* _Instructions for the task_:
From the listing below, pull out every line where the string "name" appears.

═════ Extracted data

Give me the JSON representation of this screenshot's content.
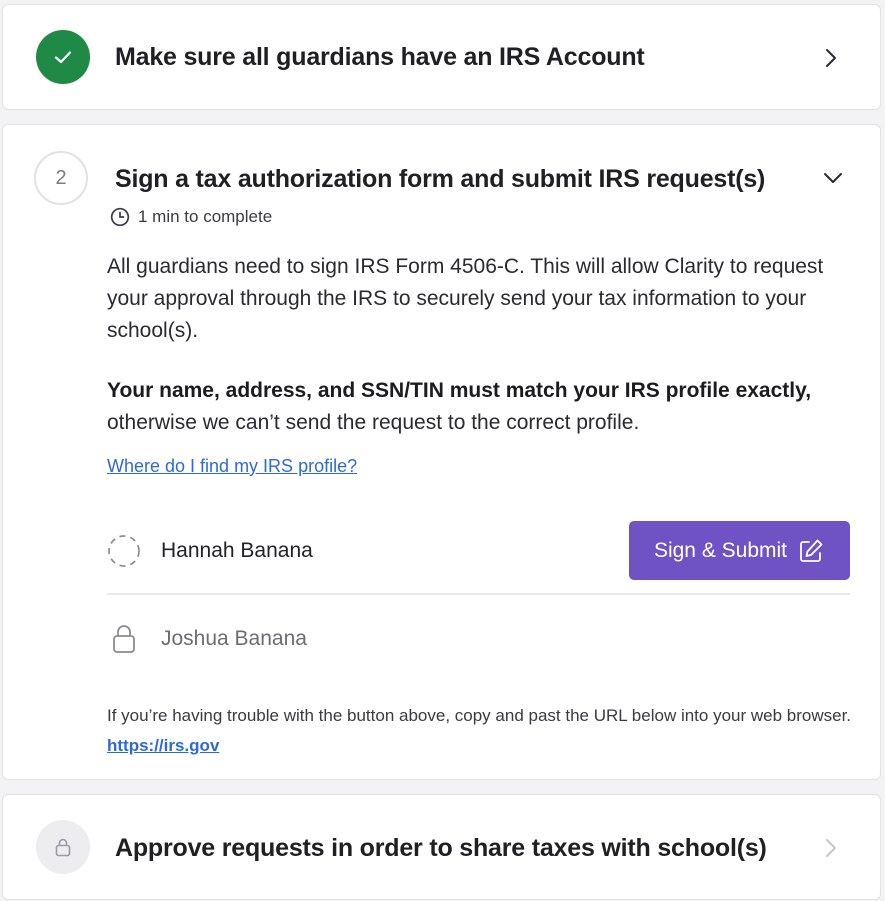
{
  "steps": [
    {
      "status": "done",
      "title": "Make sure all guardians have an IRS Account"
    },
    {
      "status": "active",
      "number": "2",
      "title": "Sign a tax authorization form and submit IRS request(s)",
      "time": "1 min to complete",
      "paragraph1": "All guardians need to sign IRS Form 4506-C. This will allow Clarity to request your approval through the IRS to securely send your tax information to your school(s).",
      "paragraph2_bold": "Your name, address, and SSN/TIN must match your IRS profile exactly,",
      "paragraph2_rest": " otherwise we can’t send the request to the correct profile.",
      "help_link": "Where do I find my IRS profile?",
      "guardians": [
        {
          "name": "Hannah Banana",
          "state": "pending",
          "icon": "dashed-circle-icon"
        },
        {
          "name": "Joshua Banana",
          "state": "locked",
          "icon": "lock-icon"
        }
      ],
      "sign_button_label": "Sign & Submit",
      "trouble_text": "If you’re having trouble with the button above, copy and past the URL below into your web browser. ",
      "trouble_url": "https://irs.gov"
    },
    {
      "status": "locked",
      "title": "Approve requests in order to share taxes with school(s)"
    }
  ],
  "colors": {
    "done_green": "#1f8a45",
    "primary_purple": "#6f52c4",
    "link_blue": "#2d6ad8"
  }
}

══════════

* _Response to the task_:
      "paragraph2_bold": "Your name, address, and SSN/TIN must match your IRS profile exactly,",
          "name": "Hannah Banana",
          "name": "Joshua Banana",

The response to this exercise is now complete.